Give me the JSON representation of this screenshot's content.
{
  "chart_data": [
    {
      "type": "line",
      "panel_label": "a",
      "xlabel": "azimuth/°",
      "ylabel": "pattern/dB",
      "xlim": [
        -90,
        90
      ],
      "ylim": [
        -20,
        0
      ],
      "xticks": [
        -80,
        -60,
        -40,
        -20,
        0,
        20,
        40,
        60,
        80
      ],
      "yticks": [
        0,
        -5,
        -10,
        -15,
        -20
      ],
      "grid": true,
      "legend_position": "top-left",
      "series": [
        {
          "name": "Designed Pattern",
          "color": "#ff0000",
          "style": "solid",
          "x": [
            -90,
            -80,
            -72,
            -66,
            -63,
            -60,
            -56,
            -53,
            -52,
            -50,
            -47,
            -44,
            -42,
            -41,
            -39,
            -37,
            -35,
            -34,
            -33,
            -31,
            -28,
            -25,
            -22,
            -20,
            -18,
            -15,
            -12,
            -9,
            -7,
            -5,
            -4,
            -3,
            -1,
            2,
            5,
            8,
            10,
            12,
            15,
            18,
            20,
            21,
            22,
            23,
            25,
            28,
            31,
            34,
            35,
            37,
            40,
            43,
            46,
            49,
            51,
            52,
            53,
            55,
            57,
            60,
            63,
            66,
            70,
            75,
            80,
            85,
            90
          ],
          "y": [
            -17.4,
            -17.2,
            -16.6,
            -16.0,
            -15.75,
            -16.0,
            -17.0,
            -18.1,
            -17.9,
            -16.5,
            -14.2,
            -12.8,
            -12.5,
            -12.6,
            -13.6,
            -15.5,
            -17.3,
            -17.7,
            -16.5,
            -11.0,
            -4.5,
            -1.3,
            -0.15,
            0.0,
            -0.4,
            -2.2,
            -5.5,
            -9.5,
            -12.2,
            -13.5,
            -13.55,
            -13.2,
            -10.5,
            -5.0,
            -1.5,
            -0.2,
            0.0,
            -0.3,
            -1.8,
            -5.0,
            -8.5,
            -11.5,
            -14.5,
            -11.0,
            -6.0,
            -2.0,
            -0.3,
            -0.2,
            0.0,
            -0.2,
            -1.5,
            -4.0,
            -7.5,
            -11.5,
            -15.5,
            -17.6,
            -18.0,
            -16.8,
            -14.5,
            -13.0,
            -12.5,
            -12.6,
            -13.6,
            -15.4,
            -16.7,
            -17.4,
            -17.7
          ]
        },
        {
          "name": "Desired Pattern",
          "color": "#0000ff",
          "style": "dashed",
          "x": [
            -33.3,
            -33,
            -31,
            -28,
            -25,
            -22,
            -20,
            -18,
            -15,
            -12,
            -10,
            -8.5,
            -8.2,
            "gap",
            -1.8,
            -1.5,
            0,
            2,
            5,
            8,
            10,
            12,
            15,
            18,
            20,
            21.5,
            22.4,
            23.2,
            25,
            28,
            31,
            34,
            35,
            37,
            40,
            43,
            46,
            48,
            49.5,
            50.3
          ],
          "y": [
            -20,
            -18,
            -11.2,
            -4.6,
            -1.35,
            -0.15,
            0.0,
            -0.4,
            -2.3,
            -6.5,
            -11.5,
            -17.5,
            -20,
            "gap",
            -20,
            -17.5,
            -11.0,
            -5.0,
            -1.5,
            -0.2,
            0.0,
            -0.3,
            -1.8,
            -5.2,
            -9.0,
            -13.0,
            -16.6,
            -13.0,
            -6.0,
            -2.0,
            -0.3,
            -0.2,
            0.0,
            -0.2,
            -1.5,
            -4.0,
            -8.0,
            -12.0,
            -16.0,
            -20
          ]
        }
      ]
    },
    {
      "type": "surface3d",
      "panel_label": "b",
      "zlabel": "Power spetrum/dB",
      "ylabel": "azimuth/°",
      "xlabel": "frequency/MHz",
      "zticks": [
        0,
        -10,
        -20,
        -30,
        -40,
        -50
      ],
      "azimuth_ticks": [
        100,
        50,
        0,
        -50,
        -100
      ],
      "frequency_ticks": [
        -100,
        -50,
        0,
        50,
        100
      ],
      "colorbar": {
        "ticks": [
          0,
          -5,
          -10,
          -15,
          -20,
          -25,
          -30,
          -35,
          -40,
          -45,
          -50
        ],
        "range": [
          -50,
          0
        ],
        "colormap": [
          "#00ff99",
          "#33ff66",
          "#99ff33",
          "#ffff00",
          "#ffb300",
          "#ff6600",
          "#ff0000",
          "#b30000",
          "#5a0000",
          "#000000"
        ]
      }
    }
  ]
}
● ● ● ● ● ● ●
Exercise
Above are the entries; count how many of their lines contain the word "xlabel" and give only that number.

Written reply
2